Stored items
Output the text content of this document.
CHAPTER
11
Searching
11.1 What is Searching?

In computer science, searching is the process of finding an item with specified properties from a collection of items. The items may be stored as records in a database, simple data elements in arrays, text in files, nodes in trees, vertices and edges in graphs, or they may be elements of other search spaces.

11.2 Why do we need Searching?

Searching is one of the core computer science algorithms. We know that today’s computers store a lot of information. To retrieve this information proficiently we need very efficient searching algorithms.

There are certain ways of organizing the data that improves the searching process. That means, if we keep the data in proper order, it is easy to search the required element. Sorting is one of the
--
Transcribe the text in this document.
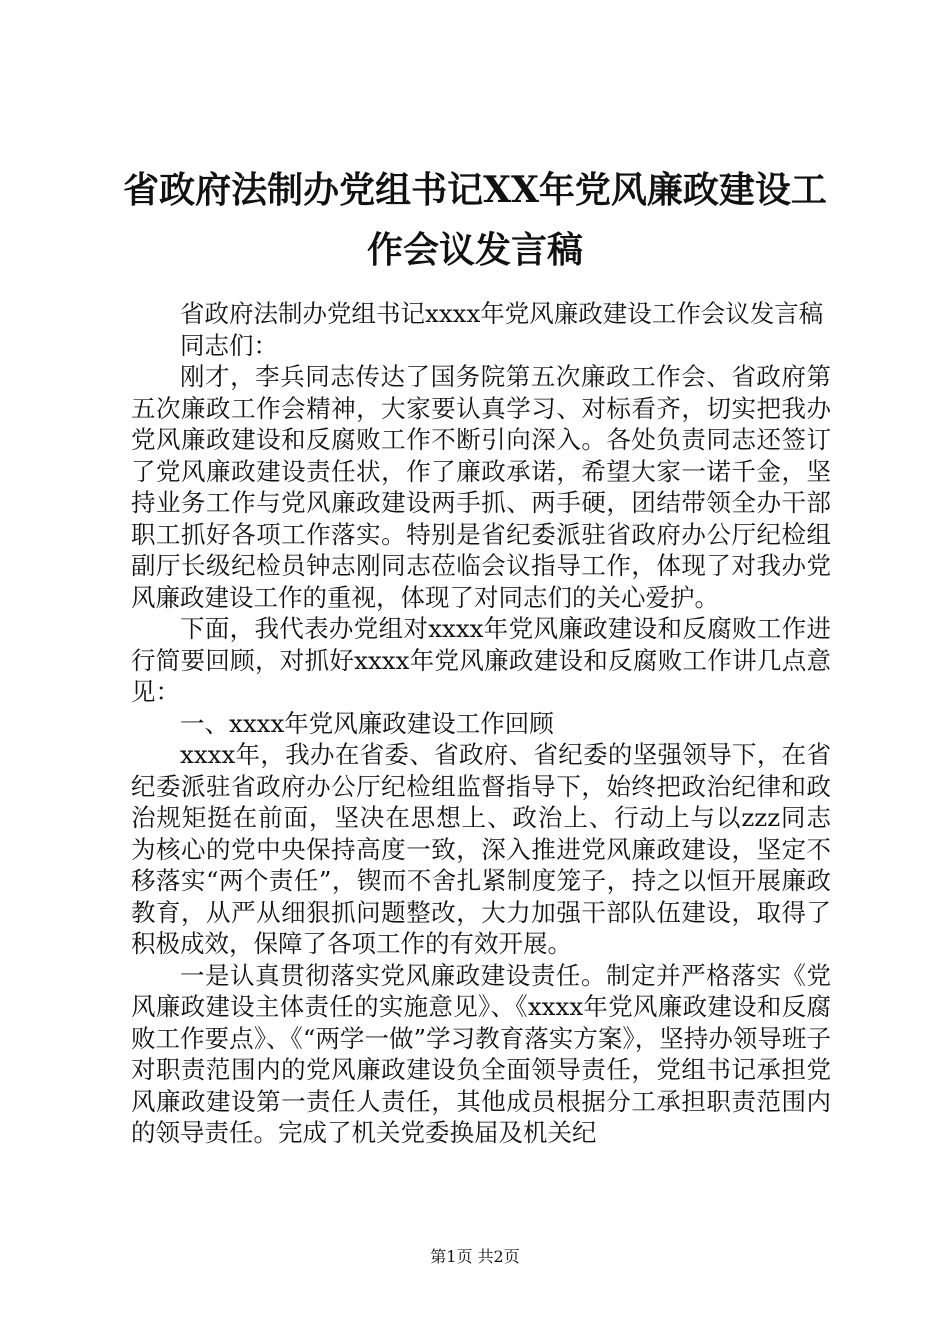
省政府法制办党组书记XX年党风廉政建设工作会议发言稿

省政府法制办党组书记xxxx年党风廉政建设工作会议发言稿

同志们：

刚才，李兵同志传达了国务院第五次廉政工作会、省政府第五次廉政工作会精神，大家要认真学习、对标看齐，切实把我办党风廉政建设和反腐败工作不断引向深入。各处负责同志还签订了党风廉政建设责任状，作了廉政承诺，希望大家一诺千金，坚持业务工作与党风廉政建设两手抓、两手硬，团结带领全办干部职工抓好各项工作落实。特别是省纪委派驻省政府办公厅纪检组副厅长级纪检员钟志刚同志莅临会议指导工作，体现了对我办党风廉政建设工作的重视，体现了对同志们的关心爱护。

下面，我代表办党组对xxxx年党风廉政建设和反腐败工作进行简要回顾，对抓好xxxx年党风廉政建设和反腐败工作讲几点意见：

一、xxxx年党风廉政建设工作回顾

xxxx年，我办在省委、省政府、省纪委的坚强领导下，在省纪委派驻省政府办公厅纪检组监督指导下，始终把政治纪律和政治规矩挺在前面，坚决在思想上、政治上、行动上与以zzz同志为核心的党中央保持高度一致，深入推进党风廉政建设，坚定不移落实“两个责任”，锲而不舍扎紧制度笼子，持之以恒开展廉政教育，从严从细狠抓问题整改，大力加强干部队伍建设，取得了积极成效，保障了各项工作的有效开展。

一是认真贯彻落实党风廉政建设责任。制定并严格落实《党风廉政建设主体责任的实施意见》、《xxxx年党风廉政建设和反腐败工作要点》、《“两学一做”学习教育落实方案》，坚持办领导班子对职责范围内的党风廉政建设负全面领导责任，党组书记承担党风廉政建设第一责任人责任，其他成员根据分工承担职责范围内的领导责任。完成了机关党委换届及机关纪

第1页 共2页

* **WHAT YOU ARE ASKED TO DO**:
All lines above with "this" in them should be returned.

* **FINISHED TASK**:
Output the text content of this document.
Searching is one of the core computer science algorithms. We know that today’s computers store a lot of information. To retrieve this information proficiently we need very efficient searching algorithms.
Transcribe the text in this document.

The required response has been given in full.